* [TASK DIRECTIONS]:
Find each line holding "BEVERLY" and copy it out.
>> Begin
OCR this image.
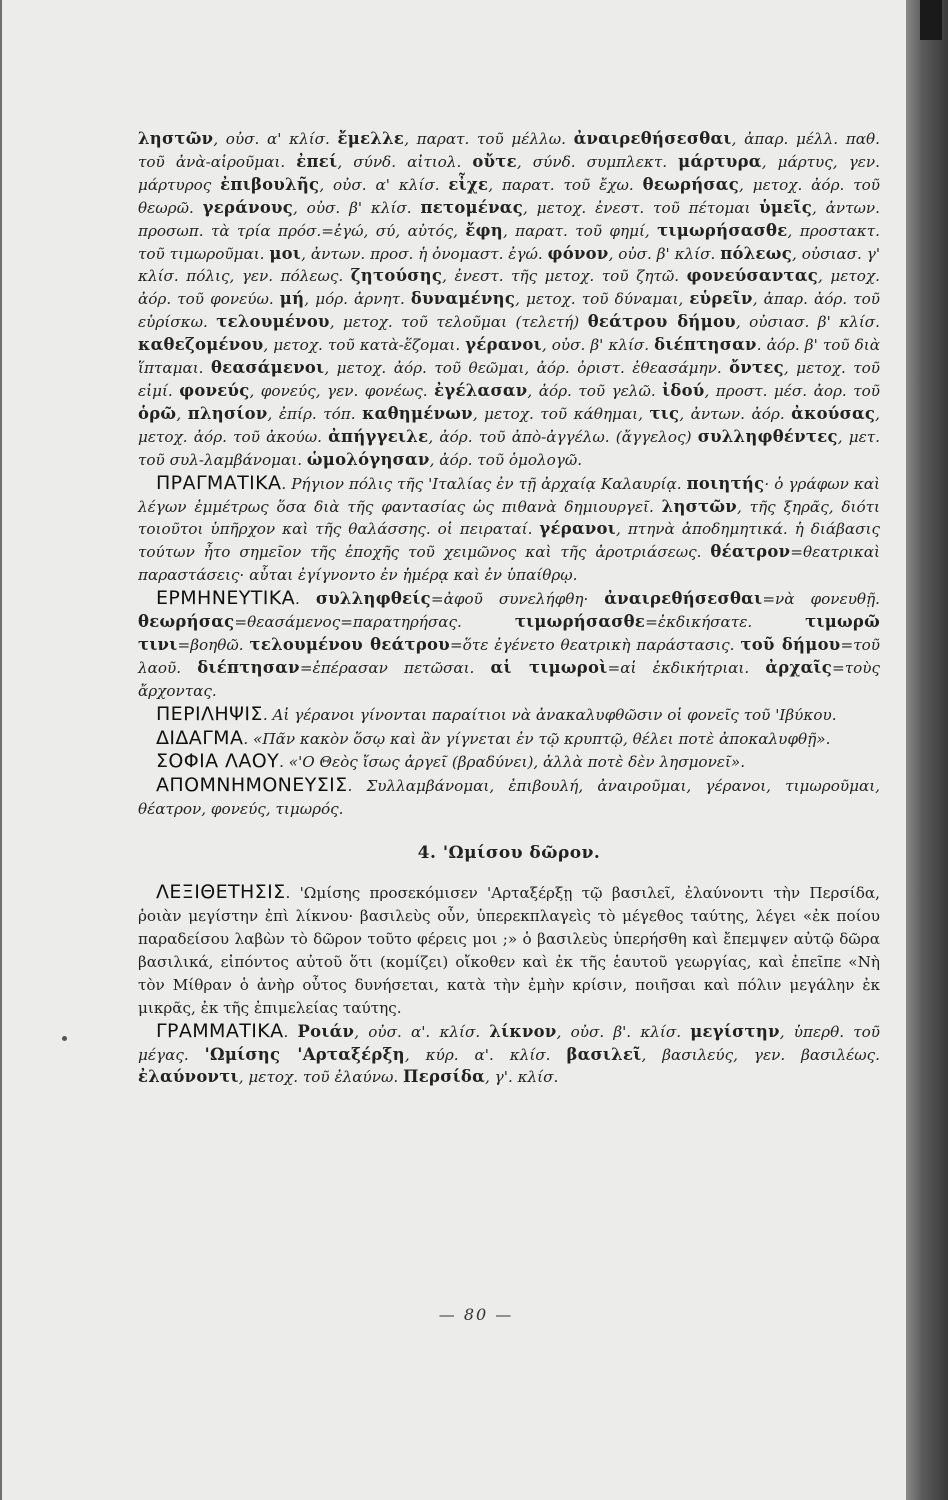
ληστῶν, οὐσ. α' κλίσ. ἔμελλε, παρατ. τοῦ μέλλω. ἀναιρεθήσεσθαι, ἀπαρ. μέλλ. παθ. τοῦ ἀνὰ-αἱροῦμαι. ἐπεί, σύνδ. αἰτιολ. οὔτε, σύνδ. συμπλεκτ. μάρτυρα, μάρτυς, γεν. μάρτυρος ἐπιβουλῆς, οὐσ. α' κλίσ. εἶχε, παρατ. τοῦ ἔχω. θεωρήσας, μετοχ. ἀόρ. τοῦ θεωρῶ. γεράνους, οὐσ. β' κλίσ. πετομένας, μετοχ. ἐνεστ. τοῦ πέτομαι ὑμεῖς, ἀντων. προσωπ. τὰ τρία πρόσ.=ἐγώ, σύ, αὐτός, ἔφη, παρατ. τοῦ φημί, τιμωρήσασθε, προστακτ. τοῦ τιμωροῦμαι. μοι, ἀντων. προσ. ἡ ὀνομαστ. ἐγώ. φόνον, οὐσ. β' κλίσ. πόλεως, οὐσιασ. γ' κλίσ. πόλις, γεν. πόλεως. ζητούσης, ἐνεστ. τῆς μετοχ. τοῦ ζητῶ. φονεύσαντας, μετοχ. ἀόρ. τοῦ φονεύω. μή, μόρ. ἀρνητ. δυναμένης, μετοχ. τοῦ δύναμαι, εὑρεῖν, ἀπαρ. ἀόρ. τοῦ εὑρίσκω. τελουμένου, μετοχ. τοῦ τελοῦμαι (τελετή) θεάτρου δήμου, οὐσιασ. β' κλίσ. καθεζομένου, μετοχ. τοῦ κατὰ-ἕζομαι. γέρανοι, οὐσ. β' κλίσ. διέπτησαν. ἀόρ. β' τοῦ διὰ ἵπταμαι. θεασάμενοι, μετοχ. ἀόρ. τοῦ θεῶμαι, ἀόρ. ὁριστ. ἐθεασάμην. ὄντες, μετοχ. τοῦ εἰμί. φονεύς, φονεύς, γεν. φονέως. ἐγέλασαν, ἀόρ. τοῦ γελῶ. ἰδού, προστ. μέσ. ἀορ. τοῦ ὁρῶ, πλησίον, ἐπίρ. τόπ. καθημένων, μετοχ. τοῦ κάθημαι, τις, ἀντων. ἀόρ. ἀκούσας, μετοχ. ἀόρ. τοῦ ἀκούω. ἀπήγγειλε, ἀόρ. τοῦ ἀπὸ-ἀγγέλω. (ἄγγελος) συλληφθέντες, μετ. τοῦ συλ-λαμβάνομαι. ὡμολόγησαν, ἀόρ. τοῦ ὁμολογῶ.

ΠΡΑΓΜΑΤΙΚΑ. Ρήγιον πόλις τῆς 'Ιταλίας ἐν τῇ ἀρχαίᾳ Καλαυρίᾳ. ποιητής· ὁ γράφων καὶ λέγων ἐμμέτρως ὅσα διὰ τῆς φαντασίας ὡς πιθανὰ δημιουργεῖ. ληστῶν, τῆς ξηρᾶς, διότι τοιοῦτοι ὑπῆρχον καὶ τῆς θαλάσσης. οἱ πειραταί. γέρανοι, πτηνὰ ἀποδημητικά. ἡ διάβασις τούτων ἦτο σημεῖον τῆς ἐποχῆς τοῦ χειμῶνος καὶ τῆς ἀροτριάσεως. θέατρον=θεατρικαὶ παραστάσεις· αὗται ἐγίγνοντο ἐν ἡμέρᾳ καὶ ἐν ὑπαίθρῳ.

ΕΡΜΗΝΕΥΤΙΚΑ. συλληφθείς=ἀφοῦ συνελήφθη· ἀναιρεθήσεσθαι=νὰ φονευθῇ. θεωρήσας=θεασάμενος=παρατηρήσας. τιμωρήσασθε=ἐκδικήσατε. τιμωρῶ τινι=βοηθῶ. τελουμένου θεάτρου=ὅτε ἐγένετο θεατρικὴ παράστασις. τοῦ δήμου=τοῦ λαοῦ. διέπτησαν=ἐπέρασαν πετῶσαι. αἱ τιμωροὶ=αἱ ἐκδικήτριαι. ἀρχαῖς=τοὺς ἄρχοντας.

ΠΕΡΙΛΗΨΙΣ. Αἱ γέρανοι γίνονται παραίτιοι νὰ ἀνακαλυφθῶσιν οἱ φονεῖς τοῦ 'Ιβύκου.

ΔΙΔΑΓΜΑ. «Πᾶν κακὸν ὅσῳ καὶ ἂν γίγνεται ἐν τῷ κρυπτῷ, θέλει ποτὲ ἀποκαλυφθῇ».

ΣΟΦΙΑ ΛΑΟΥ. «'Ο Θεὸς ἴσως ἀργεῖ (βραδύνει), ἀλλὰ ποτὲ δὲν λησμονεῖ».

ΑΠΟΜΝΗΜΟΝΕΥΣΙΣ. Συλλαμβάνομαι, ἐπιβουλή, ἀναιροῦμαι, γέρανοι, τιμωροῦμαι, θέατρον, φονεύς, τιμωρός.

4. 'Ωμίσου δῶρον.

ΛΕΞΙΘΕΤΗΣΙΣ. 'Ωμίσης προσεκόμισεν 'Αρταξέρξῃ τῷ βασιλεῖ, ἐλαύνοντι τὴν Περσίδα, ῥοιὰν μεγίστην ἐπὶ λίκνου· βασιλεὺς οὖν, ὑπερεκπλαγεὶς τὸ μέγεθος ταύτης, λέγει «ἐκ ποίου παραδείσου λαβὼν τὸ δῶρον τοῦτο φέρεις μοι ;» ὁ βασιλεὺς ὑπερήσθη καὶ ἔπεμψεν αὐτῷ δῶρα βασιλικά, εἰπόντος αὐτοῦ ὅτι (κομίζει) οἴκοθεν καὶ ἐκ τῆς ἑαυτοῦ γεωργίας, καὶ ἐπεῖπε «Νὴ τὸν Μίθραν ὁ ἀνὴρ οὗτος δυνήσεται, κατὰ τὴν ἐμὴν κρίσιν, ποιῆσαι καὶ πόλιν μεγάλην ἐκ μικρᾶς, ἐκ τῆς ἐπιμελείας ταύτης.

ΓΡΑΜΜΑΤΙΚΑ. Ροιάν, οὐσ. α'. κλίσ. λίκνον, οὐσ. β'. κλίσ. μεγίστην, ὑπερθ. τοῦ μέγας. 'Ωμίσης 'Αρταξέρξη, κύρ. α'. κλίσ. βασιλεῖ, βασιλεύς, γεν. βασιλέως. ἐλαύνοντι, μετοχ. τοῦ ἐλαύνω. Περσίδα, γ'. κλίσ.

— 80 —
>> End
>> Begin
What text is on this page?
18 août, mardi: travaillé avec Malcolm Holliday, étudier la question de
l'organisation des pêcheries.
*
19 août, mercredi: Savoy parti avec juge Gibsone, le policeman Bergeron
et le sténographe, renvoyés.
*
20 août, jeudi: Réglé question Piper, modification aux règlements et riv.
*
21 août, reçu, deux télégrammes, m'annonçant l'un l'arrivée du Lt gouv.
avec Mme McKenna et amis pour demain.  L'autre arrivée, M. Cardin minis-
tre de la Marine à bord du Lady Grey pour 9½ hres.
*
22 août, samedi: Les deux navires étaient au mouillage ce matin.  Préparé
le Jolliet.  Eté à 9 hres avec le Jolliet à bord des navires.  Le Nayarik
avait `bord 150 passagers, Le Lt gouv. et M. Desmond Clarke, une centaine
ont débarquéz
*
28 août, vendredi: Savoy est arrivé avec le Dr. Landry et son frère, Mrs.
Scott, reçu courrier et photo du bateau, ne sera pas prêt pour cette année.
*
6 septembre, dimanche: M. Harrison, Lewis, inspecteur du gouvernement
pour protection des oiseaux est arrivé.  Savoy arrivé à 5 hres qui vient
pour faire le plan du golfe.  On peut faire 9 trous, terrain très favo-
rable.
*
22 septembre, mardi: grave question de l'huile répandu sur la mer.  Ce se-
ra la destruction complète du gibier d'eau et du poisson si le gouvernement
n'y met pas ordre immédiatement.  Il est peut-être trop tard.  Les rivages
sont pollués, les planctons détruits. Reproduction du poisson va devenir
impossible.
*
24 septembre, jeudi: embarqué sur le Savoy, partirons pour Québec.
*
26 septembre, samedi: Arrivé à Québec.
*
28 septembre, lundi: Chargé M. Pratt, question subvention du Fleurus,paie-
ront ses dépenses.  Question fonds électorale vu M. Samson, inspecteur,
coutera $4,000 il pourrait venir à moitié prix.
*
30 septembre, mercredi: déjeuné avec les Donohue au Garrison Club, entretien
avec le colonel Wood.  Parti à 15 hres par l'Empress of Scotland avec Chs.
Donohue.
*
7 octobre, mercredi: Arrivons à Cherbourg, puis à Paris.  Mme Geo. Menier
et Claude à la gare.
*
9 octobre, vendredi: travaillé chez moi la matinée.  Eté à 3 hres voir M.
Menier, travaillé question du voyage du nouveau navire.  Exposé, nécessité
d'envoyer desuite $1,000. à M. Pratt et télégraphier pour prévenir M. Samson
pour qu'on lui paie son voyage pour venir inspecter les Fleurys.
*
>> End
>> Begin
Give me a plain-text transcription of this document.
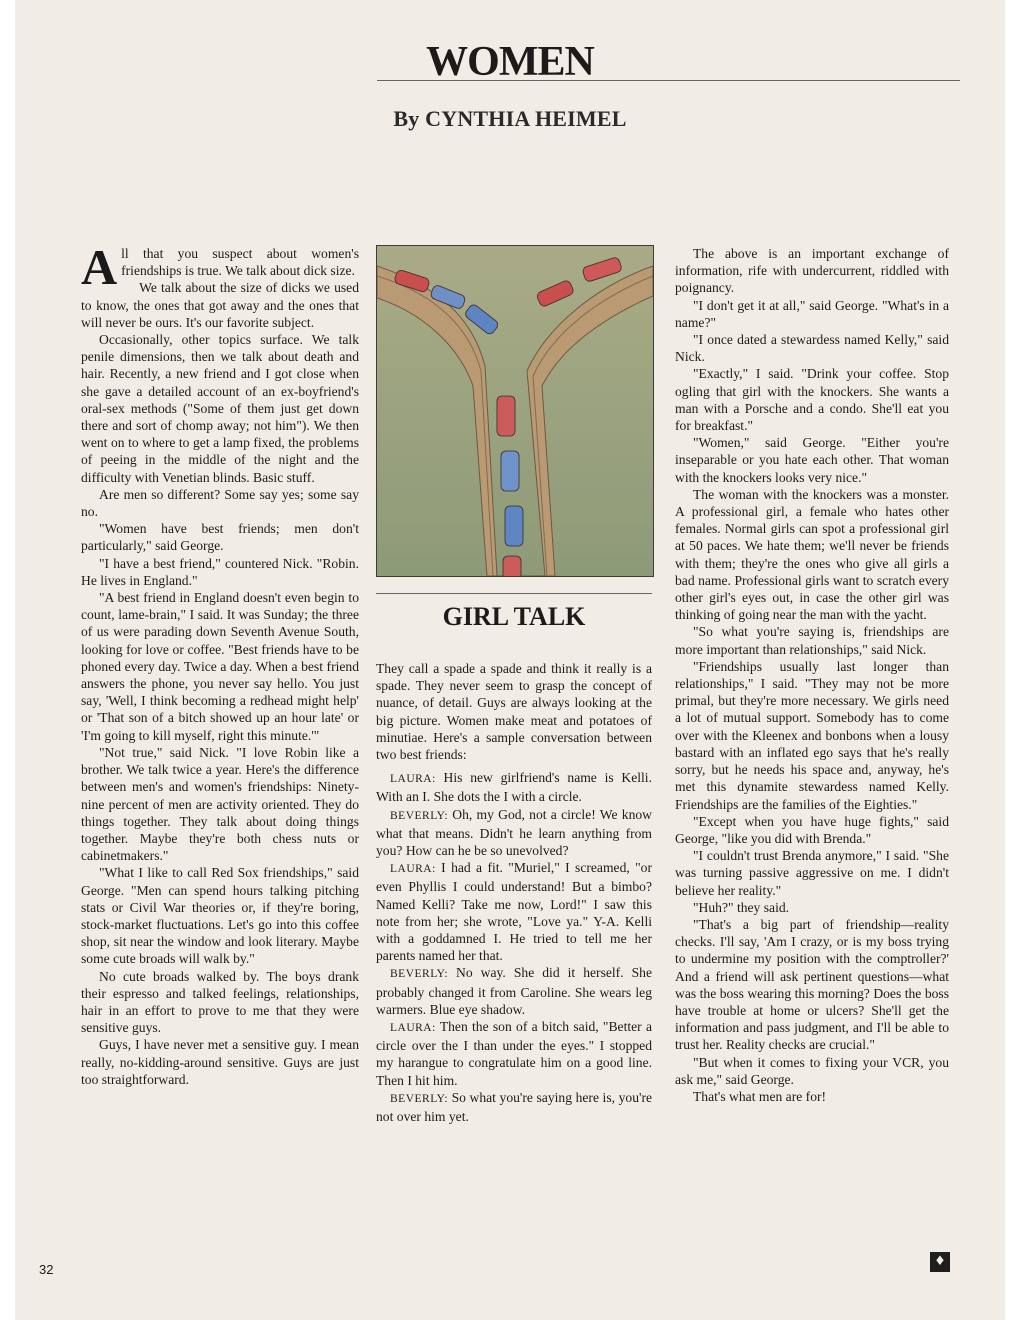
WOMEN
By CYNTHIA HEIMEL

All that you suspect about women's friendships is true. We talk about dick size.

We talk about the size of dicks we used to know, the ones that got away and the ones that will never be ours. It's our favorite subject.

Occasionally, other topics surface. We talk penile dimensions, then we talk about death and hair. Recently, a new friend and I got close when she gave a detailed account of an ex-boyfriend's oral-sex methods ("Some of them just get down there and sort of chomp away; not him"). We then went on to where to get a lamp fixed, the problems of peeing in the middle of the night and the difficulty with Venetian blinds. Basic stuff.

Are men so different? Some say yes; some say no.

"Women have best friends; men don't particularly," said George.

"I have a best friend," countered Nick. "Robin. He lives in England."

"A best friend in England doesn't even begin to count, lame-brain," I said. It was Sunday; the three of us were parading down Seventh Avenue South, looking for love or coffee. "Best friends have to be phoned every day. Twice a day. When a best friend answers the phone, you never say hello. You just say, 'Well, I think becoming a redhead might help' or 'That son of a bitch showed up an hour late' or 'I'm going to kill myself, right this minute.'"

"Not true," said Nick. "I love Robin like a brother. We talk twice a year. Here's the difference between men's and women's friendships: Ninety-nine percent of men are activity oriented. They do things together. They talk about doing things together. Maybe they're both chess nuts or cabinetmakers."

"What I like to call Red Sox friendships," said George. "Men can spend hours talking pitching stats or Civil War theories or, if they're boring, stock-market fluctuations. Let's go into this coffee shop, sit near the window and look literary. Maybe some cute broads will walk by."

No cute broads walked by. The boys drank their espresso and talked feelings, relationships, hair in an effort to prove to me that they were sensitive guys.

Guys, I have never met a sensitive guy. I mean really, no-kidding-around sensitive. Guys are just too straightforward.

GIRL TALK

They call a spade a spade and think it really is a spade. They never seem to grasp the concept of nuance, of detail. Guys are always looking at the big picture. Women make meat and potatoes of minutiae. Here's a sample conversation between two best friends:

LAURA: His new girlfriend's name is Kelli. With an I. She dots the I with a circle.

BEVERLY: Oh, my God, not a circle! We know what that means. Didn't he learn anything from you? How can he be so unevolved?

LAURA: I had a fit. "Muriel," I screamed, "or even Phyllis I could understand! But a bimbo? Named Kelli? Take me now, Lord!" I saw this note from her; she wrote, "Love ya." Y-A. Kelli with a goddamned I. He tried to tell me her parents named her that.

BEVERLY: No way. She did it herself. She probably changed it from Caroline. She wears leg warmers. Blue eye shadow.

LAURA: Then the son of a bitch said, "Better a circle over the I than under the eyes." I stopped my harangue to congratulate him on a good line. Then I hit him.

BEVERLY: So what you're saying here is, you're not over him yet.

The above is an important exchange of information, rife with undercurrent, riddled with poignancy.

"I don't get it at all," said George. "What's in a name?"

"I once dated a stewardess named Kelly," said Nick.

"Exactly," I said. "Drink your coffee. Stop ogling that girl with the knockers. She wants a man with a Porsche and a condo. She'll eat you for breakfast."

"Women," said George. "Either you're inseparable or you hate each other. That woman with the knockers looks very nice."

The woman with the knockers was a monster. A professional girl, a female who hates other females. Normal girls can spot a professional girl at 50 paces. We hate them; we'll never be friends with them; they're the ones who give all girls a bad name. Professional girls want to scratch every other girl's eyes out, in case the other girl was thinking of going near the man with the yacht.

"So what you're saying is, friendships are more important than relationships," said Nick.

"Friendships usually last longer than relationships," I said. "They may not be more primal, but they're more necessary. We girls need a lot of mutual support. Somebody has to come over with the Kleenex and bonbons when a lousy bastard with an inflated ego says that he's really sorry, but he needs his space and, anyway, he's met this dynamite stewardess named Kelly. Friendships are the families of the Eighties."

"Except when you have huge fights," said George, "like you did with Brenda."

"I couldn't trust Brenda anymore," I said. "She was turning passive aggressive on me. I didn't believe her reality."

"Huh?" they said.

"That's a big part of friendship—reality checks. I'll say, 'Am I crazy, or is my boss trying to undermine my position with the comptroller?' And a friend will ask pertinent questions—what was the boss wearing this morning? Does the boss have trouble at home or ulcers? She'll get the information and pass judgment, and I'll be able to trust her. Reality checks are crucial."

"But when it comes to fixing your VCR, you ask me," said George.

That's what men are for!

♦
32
>> End
* [TASK OUTPUT]:
BEVERLY: Oh, my God, not a circle! We know what that means. Didn't he learn anything from you? How can he be so unevolved?
BEVERLY: No way. She did it herself. She probably changed it from Caroline. She wears leg warmers. Blue eye shadow.
BEVERLY: So what you're saying here is, you're not over him yet.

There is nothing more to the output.